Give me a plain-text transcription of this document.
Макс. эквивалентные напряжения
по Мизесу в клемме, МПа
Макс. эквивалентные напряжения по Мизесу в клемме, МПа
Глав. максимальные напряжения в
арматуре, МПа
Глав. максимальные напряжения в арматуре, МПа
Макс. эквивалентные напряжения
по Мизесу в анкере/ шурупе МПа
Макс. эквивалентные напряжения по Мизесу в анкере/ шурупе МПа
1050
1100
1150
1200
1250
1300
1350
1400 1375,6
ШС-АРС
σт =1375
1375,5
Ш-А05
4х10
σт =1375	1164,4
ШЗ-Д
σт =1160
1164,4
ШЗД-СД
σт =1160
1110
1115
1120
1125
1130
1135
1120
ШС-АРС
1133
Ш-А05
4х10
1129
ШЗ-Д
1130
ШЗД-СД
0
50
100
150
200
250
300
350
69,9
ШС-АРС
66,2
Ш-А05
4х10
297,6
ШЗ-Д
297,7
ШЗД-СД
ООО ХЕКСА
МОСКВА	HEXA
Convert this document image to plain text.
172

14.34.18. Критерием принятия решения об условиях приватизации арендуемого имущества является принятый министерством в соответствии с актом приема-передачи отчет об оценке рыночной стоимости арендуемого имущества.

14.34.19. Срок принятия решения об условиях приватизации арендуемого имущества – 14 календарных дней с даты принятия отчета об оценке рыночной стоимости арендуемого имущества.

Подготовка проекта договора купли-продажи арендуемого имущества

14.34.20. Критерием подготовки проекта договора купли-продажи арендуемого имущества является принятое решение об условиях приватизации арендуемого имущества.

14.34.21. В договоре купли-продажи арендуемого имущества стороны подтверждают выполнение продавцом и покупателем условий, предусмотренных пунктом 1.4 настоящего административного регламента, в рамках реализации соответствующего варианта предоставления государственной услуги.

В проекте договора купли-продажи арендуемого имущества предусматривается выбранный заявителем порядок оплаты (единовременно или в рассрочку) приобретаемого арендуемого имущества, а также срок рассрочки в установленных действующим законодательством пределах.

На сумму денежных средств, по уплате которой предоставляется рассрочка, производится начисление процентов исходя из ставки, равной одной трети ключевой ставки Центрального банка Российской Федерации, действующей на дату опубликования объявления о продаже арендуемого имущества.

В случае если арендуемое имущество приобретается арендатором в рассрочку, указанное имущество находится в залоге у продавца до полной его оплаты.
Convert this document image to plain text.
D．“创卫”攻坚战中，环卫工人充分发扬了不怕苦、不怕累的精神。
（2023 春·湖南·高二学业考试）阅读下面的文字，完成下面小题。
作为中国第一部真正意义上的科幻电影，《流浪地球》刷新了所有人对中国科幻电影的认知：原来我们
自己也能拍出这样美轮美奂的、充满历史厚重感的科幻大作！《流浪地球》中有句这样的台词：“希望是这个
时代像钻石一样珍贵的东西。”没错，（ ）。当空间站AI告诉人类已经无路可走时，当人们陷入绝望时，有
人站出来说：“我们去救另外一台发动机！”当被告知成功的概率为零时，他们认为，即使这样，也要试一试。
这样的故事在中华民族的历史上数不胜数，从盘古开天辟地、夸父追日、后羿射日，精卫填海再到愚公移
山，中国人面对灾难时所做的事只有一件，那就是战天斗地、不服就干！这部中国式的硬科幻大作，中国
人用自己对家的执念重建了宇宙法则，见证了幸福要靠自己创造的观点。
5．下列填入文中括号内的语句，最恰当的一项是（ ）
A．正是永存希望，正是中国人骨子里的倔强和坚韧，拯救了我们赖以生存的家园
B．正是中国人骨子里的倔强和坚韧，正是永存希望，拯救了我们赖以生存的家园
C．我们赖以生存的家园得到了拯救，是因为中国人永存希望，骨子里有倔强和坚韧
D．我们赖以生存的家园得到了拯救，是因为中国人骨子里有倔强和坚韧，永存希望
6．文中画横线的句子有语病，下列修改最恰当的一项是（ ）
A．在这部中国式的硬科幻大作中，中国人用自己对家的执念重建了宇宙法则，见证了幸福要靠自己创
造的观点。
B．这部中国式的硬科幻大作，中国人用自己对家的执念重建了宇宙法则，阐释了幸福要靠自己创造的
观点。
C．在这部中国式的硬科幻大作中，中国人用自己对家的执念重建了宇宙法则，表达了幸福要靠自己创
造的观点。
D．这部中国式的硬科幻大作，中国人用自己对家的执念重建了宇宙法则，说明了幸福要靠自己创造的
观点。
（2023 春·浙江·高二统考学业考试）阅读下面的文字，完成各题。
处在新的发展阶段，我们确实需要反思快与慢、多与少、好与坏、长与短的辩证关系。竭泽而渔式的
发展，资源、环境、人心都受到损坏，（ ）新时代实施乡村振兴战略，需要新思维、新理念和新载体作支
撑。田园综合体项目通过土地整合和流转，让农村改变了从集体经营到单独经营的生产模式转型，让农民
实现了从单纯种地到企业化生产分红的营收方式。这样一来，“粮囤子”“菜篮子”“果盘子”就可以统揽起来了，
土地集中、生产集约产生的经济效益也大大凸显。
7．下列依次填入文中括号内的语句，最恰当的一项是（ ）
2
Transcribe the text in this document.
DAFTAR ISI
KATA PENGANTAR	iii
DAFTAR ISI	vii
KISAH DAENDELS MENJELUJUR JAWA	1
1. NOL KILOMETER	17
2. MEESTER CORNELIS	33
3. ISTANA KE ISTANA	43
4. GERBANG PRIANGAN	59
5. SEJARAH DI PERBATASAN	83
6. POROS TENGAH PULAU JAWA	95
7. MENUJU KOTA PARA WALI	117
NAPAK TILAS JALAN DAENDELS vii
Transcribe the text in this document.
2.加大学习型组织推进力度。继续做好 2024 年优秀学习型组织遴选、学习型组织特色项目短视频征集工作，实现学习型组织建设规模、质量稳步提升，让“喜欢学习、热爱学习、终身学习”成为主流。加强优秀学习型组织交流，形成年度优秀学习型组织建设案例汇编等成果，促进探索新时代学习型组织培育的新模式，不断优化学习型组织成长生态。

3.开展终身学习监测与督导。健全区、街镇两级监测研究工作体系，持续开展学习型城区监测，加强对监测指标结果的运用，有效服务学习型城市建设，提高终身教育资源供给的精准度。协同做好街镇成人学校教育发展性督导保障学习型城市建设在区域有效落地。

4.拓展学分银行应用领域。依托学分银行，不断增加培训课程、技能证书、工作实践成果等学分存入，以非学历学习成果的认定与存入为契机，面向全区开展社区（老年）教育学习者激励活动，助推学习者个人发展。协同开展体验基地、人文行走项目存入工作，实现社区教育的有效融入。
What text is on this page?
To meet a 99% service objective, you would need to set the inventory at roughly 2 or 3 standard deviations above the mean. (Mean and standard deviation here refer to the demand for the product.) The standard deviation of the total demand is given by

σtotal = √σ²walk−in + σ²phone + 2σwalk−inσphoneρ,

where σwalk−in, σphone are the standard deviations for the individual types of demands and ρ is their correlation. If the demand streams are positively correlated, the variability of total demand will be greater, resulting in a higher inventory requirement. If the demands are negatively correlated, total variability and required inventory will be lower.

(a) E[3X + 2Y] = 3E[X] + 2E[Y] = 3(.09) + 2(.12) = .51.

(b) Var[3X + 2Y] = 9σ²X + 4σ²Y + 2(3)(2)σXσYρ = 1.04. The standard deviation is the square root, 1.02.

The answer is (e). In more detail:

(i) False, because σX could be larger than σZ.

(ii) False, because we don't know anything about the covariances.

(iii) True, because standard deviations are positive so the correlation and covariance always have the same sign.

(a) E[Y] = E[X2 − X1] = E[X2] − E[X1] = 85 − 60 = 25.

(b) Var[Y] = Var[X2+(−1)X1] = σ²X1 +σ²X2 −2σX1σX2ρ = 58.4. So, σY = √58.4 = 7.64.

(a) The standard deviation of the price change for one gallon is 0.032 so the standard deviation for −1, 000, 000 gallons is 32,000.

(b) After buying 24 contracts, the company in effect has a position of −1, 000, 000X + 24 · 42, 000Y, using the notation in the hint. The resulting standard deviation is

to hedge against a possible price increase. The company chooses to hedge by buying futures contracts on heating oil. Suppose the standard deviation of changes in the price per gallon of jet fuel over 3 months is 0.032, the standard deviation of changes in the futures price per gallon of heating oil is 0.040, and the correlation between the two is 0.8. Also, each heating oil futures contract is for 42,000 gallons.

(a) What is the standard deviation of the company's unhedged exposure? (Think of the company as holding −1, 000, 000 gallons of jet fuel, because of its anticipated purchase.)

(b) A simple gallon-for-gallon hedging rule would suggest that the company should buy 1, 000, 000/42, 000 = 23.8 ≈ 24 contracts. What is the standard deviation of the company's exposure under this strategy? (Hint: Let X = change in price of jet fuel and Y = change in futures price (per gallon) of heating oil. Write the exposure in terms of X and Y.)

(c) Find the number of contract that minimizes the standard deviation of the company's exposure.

──────────

_What the task asks_
Find all lines with "流浪地球" in them and copy each one.

_Response_
作为中国第一部真正意义上的科幻电影，《流浪地球》刷新了所有人对中国科幻电影的认知：原来我们
自己也能拍出这样美轮美奂的、充满历史厚重感的科幻大作！《流浪地球》中有句这样的台词：“希望是这个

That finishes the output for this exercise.